→ TASK REQUIREMENTS: Rewrite the listing from its first line down to and including the line that contains "bulk-header: Bulk edit", changing "sku-cell" to "product-cell" and leaving everything else unchanged.

* * * * *

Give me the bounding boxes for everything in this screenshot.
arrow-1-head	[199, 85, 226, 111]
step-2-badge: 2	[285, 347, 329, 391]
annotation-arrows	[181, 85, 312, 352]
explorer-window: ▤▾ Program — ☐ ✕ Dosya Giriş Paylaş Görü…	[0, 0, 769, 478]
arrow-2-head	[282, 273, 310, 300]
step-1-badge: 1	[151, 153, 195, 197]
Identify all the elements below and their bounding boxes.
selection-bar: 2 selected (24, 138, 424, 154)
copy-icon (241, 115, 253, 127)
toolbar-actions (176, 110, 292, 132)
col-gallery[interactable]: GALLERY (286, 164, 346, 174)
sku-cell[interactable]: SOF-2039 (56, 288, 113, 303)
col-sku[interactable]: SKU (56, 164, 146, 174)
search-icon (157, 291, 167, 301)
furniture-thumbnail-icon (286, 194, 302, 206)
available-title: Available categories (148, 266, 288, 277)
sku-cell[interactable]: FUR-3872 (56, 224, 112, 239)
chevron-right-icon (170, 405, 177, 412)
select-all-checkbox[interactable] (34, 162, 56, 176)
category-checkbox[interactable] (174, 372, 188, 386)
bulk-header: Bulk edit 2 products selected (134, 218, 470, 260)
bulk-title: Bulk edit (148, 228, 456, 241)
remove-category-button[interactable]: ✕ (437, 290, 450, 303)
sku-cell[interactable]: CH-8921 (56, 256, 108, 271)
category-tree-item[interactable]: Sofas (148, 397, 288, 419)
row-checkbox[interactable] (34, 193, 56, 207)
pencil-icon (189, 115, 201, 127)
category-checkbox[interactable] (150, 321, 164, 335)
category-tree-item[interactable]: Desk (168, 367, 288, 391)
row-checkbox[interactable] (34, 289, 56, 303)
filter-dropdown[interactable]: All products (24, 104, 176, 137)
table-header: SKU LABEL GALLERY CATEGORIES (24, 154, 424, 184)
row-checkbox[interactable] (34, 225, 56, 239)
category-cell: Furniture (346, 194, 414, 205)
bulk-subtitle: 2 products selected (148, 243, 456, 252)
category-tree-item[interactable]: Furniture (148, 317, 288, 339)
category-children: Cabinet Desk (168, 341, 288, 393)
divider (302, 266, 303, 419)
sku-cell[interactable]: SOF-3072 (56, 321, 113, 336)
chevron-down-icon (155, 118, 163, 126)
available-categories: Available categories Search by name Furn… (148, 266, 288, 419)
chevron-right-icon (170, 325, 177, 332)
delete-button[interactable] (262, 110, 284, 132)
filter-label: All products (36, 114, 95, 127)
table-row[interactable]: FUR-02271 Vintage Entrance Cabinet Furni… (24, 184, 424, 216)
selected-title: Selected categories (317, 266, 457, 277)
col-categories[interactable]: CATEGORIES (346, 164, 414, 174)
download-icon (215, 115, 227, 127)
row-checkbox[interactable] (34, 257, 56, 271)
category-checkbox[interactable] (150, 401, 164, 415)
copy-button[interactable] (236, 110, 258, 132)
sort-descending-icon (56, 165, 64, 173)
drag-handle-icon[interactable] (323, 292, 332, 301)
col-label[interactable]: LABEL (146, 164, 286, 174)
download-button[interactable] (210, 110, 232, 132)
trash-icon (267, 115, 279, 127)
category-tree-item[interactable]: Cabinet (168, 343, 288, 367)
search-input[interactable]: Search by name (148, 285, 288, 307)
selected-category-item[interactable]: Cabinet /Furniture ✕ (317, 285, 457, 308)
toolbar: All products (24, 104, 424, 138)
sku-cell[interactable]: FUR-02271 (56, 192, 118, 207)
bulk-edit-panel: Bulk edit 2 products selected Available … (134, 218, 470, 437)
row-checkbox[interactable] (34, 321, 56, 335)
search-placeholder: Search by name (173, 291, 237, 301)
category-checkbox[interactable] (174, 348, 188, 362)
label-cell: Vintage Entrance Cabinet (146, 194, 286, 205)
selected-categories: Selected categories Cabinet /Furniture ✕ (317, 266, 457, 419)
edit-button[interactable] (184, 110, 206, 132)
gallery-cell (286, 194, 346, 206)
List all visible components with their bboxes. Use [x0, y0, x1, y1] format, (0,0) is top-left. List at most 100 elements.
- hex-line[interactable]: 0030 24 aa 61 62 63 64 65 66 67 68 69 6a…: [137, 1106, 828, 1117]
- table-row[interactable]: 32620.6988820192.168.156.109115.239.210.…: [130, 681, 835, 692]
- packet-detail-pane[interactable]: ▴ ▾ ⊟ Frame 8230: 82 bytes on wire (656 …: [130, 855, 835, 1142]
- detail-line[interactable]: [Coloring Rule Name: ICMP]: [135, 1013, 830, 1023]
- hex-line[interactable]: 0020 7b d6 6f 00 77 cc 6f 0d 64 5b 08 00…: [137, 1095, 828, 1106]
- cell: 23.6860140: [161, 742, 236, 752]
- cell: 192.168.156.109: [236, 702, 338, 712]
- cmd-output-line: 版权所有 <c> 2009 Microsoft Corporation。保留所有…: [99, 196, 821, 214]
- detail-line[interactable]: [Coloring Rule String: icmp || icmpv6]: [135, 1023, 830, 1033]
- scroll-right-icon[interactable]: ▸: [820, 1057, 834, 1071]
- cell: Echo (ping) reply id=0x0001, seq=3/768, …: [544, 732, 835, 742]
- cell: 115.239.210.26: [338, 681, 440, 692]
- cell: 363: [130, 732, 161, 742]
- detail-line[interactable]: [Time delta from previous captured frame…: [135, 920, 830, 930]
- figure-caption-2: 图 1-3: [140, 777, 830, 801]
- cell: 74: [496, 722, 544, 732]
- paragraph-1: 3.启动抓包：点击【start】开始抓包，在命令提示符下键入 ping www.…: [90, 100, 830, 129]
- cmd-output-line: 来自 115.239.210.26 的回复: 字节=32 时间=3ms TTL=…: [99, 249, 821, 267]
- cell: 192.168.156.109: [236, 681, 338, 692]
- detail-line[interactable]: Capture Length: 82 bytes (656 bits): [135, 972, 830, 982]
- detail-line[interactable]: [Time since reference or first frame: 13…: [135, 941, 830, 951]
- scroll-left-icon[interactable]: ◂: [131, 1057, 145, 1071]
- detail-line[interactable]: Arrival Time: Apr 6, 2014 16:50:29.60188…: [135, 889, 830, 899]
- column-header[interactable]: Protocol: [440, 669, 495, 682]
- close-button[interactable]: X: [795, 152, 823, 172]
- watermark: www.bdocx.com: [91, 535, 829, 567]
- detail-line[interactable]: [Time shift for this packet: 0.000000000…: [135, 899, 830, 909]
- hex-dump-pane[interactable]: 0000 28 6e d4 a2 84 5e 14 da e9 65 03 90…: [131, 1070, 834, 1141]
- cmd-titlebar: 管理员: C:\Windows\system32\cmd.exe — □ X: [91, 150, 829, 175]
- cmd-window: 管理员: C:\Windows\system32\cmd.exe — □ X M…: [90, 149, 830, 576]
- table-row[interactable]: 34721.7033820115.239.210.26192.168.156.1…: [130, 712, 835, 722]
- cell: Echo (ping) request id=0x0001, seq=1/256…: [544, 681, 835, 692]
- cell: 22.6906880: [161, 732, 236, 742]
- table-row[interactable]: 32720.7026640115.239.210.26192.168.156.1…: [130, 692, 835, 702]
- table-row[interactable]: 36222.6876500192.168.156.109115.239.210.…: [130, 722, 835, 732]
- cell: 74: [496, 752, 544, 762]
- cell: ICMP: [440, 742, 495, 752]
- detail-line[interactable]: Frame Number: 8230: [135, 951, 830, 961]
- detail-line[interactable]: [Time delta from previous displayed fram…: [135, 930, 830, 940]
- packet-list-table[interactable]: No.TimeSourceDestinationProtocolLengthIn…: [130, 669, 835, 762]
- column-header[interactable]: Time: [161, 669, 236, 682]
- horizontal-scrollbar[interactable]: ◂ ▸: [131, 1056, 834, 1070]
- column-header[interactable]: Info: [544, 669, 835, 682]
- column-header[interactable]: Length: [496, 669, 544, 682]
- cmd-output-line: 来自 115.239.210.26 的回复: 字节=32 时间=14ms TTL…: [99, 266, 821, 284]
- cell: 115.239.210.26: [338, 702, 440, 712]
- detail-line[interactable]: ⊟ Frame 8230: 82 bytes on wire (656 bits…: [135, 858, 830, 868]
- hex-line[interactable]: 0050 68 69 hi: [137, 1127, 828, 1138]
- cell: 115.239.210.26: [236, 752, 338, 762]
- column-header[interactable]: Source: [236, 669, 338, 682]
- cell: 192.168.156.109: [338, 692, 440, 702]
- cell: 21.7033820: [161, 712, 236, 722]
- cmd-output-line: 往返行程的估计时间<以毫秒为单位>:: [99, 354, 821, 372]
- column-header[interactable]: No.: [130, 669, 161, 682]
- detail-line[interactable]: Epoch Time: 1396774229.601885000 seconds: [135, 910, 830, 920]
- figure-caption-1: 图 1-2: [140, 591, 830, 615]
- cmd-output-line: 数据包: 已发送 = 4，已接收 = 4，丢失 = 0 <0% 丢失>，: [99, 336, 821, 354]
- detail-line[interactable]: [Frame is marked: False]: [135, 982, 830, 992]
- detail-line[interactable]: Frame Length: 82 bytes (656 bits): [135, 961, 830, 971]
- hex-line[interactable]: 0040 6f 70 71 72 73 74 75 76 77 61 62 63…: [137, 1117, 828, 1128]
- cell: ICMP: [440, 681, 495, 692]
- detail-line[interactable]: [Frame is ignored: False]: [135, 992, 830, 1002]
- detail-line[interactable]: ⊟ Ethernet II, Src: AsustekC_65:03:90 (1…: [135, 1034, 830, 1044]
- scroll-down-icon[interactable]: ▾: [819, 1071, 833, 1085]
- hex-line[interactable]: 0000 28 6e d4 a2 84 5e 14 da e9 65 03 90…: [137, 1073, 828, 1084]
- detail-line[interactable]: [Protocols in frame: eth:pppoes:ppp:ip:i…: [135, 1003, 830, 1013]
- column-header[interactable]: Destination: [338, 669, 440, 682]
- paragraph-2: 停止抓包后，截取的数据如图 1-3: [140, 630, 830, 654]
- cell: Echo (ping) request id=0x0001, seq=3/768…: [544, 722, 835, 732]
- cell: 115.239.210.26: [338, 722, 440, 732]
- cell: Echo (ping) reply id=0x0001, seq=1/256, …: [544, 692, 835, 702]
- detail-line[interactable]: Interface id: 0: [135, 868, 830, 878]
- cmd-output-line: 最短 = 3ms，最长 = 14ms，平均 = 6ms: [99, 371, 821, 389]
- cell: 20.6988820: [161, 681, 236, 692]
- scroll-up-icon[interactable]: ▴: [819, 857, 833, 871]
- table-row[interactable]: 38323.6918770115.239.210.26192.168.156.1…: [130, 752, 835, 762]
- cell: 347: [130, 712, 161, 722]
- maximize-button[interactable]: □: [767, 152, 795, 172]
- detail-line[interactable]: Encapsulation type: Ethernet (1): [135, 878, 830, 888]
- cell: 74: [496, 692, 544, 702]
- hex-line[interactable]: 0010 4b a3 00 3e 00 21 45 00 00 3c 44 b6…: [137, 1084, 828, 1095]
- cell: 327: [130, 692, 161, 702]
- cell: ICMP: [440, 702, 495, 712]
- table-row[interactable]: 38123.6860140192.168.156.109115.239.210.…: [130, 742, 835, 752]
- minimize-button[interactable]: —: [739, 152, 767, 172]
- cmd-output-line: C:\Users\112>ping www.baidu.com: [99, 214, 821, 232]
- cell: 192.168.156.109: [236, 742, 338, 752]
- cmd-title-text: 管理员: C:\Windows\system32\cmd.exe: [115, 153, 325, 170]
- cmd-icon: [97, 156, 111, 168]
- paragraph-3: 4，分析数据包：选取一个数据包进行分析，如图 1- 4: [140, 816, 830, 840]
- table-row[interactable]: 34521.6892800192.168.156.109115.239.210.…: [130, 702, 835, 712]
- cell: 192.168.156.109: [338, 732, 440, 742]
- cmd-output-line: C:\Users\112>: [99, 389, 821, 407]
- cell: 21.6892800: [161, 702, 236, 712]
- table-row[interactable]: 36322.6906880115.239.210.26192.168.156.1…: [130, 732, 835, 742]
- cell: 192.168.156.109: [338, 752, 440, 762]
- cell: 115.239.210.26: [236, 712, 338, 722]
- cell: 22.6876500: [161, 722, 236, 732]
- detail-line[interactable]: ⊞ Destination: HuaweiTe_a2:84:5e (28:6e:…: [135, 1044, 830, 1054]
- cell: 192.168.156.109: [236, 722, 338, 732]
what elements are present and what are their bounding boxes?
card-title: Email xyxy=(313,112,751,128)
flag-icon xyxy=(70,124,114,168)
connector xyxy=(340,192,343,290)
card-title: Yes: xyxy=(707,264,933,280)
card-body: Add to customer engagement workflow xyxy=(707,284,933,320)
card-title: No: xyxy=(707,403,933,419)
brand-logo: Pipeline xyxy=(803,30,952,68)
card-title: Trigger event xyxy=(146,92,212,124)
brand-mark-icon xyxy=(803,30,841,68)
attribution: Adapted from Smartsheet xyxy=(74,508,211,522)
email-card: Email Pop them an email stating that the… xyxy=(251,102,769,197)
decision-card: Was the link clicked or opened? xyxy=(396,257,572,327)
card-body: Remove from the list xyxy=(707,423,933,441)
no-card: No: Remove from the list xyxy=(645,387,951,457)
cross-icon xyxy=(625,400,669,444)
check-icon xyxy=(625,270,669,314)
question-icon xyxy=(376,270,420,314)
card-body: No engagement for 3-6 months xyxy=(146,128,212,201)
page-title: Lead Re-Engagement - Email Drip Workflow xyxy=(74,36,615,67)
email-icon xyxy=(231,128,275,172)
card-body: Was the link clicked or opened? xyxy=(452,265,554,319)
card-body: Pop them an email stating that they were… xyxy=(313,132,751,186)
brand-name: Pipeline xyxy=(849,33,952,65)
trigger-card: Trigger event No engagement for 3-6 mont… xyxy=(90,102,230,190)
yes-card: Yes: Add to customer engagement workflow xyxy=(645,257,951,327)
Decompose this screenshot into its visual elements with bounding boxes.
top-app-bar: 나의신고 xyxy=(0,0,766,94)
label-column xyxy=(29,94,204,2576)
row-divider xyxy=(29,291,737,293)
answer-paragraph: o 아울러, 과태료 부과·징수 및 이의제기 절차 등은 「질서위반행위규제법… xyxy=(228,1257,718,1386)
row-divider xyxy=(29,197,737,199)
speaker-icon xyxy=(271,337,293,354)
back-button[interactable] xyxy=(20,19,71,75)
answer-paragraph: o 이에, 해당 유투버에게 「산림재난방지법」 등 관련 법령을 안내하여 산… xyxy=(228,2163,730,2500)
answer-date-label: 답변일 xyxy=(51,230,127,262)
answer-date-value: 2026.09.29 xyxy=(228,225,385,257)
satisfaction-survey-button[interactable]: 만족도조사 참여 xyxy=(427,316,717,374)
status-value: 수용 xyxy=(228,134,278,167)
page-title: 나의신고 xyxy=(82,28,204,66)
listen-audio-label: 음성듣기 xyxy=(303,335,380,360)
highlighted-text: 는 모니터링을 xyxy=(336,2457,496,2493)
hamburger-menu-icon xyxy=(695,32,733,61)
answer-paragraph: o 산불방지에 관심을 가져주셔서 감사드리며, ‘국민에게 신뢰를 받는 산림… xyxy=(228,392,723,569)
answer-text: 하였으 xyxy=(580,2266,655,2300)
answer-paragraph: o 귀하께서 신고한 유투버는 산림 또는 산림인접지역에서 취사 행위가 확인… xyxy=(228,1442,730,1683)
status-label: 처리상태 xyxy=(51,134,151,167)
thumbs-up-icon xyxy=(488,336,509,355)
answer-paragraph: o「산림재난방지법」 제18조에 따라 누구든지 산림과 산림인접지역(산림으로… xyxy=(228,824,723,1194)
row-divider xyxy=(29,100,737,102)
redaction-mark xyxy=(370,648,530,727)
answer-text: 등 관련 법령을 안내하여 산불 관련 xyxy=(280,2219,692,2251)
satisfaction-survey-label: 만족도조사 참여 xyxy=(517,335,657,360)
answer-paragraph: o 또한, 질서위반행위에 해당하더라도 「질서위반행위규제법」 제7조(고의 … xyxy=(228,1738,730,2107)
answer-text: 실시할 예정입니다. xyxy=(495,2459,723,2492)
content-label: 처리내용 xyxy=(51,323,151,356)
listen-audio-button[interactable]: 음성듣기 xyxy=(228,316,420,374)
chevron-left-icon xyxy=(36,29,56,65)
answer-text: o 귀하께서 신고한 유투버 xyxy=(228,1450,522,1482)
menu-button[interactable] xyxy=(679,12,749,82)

* * * * *

→ RESPONSE TO THIS EXERCISE:
Give me the bounding boxes for everything in this screenshot.
arrow-1-head	[199, 85, 226, 111]
step-2-badge: 2	[285, 347, 329, 391]
annotation-arrows	[181, 85, 312, 352]
explorer-window: ▤▾ Program — ☐ ✕ Dosya Giriş Paylaş Görü…	[0, 0, 769, 478]
arrow-2-head	[282, 273, 310, 300]
step-1-badge: 1	[151, 153, 195, 197]
Identify all the elements below and their bounding boxes.
selection-bar: 2 selected (24, 138, 424, 154)
copy-icon (241, 115, 253, 127)
toolbar-actions (176, 110, 292, 132)
col-gallery[interactable]: GALLERY (286, 164, 346, 174)
product-cell[interactable]: SOF-2039 (56, 288, 113, 303)
col-sku[interactable]: SKU (56, 164, 146, 174)
search-icon (157, 291, 167, 301)
furniture-thumbnail-icon (286, 194, 302, 206)
available-title: Available categories (148, 266, 288, 277)
product-cell[interactable]: FUR-3872 (56, 224, 112, 239)
chevron-right-icon (170, 405, 177, 412)
select-all-checkbox[interactable] (34, 162, 56, 176)
category-checkbox[interactable] (174, 372, 188, 386)
bulk-header: Bulk edit 2 products selected (134, 218, 470, 260)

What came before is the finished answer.